**INSTRUCTION:**
In the entries below, count every line with the string "complète". State the count and nothing else.

━━━━━ RECORDS FOR THIS EXERCISE ━━━━━

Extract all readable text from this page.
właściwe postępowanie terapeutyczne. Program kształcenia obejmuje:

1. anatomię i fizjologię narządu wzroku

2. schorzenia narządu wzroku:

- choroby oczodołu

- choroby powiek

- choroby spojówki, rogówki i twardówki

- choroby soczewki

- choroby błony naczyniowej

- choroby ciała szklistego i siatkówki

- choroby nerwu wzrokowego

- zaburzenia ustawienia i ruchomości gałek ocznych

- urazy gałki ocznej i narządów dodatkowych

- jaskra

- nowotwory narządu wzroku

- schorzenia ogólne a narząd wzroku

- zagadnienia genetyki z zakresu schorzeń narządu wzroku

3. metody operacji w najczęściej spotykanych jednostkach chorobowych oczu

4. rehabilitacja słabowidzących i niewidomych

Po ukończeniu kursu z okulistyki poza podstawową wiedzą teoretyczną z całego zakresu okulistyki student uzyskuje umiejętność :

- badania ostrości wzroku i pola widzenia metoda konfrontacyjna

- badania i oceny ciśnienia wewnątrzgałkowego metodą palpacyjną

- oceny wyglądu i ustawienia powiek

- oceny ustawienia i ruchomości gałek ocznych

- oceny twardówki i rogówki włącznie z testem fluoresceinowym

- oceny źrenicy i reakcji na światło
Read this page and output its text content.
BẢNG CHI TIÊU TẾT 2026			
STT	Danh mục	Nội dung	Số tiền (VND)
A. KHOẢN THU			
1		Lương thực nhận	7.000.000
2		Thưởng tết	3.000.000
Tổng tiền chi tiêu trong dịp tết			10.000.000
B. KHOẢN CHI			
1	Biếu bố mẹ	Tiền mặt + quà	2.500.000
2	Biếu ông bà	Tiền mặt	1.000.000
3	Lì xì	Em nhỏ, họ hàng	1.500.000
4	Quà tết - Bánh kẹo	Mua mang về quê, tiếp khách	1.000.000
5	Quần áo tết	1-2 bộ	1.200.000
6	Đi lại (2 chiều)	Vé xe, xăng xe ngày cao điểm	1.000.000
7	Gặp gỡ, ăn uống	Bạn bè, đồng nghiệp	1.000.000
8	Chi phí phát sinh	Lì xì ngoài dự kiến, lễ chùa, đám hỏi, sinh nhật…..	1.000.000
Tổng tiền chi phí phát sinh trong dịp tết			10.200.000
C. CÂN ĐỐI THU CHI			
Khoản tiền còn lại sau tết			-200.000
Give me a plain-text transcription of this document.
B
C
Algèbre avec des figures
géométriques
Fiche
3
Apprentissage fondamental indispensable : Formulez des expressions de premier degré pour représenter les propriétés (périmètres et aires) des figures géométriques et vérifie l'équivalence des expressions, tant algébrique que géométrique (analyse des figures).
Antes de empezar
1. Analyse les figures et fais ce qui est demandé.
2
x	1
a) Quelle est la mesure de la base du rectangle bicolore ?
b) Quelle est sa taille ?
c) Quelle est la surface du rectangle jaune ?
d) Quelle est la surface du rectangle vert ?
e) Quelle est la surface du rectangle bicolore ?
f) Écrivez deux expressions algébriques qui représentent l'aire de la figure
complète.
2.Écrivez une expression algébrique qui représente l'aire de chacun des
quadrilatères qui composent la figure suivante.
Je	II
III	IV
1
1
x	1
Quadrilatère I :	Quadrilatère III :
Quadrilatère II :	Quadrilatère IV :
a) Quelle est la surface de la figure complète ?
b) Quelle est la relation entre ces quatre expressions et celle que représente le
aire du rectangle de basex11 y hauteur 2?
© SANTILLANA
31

━━━━━

**THE SOLUTION:**
2